> **Do this**
Sort through the entries below and pull out lines containing the word "rise".

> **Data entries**
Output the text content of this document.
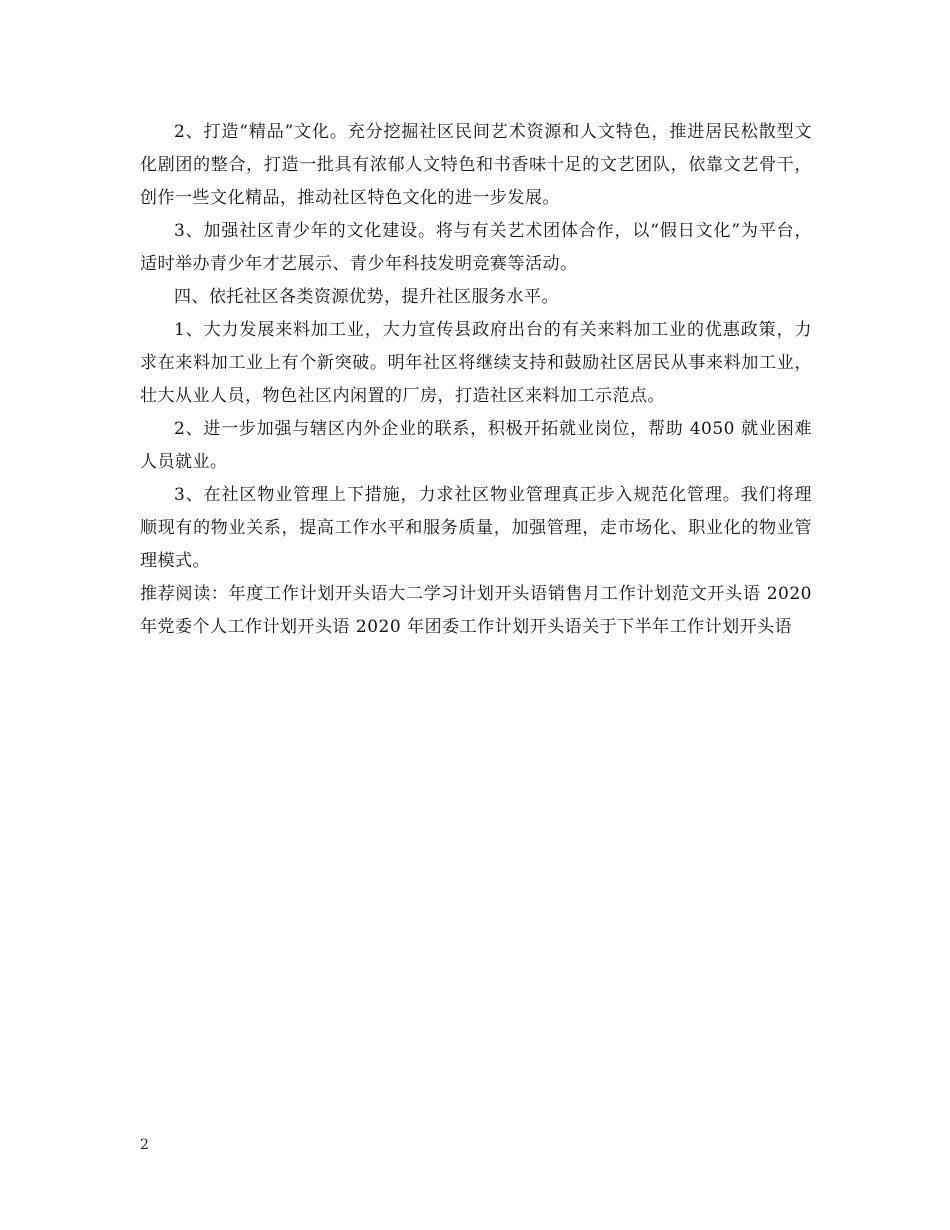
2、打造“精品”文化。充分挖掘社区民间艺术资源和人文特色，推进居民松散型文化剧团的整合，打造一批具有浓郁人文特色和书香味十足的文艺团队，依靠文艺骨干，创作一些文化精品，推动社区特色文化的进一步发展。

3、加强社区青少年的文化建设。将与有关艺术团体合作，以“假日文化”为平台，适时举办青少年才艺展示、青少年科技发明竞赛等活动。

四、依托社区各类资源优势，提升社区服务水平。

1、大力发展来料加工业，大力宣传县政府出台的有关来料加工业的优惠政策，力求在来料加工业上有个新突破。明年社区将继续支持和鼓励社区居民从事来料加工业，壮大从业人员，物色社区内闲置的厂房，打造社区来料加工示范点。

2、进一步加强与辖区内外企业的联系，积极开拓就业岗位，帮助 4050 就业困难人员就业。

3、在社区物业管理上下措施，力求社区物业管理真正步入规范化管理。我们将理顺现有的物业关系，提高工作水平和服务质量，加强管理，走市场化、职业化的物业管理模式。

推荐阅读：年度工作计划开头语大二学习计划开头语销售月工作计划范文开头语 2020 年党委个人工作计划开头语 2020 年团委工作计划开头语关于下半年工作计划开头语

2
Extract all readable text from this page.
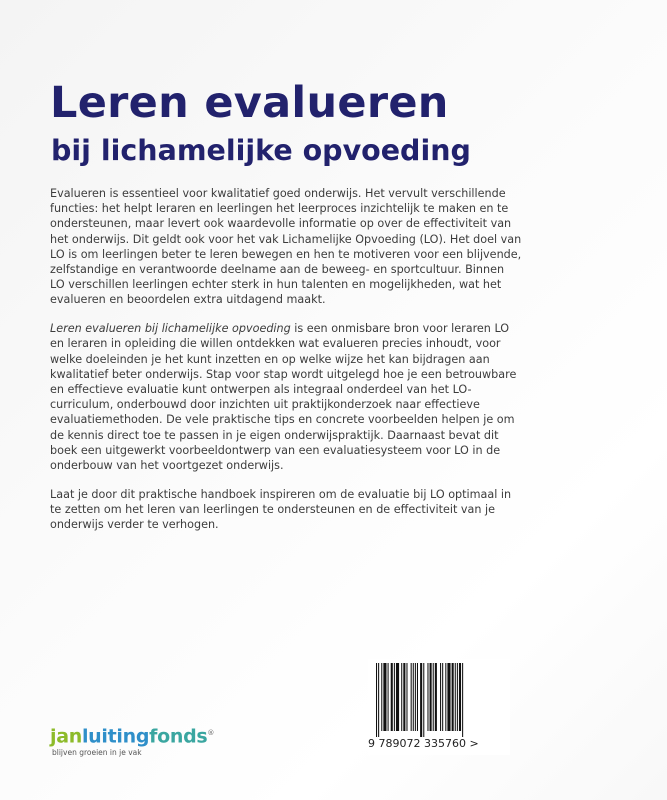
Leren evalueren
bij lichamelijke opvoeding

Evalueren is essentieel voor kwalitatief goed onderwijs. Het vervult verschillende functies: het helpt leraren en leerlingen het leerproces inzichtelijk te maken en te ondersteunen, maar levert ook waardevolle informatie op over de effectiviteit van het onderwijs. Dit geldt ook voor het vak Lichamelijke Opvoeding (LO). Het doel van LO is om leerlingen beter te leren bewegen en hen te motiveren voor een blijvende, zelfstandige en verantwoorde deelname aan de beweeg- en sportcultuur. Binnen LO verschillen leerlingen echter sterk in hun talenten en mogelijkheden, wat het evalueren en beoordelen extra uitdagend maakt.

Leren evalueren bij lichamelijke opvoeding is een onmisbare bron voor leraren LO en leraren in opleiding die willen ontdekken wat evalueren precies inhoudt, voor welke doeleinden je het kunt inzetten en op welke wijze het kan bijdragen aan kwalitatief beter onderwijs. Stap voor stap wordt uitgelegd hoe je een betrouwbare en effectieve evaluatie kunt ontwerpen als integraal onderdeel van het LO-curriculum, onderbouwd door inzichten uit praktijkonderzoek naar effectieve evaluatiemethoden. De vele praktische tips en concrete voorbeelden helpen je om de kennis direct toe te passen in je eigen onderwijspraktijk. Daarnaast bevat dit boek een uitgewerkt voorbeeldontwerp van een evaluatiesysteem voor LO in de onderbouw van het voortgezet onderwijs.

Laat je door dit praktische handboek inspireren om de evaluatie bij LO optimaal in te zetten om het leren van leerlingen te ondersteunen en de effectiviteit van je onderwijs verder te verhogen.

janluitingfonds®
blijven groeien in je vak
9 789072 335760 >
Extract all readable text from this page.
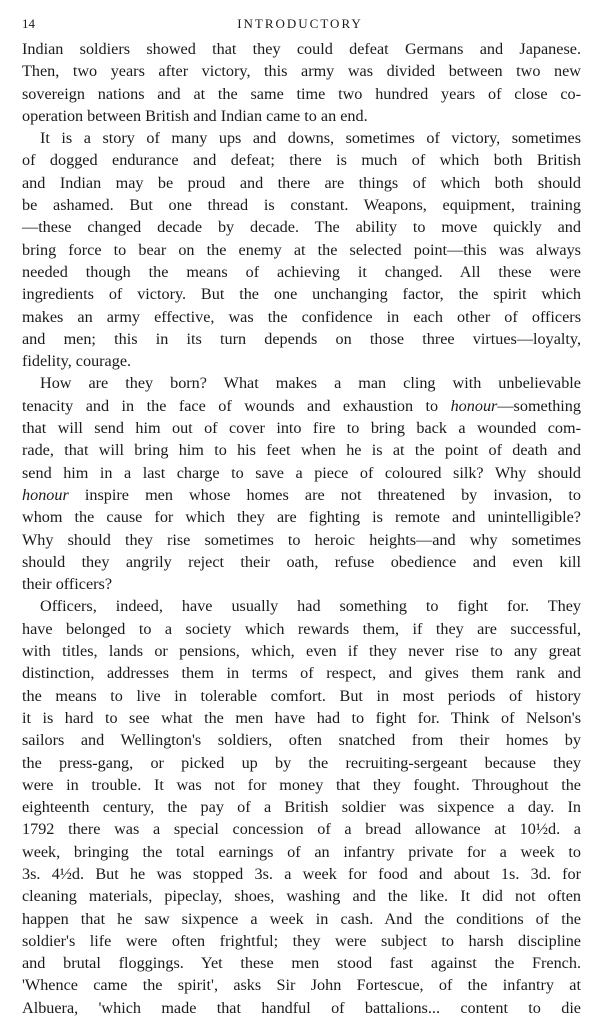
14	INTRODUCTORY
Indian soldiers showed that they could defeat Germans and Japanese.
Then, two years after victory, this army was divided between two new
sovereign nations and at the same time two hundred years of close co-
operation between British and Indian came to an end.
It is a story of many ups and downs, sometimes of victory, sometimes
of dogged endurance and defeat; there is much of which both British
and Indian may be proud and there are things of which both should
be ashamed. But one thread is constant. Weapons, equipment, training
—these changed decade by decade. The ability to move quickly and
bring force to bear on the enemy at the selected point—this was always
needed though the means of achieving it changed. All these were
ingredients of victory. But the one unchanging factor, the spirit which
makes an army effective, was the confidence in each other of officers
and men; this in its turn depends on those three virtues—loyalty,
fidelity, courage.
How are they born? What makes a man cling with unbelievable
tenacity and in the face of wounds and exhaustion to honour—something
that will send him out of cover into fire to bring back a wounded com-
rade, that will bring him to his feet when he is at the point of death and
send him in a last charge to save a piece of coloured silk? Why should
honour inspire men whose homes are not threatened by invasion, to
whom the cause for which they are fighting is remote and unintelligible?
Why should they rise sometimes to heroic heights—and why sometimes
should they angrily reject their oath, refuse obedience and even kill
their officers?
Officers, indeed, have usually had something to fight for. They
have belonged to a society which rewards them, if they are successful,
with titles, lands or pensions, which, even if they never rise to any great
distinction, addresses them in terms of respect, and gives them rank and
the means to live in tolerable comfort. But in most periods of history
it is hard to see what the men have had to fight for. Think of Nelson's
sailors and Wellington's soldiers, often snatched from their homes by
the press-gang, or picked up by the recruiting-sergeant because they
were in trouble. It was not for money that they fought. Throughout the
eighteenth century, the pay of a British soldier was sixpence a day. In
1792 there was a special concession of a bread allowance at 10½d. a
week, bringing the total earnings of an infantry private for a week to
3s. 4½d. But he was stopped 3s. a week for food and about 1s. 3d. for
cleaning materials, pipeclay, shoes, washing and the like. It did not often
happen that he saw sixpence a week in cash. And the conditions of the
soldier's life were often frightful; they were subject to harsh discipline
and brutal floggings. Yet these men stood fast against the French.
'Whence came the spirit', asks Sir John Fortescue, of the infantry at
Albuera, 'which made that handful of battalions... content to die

> **Correct response**
Why should they rise sometimes to heroic heights—and why sometimes
with titles, lands or pensions, which, even if they never rise to any great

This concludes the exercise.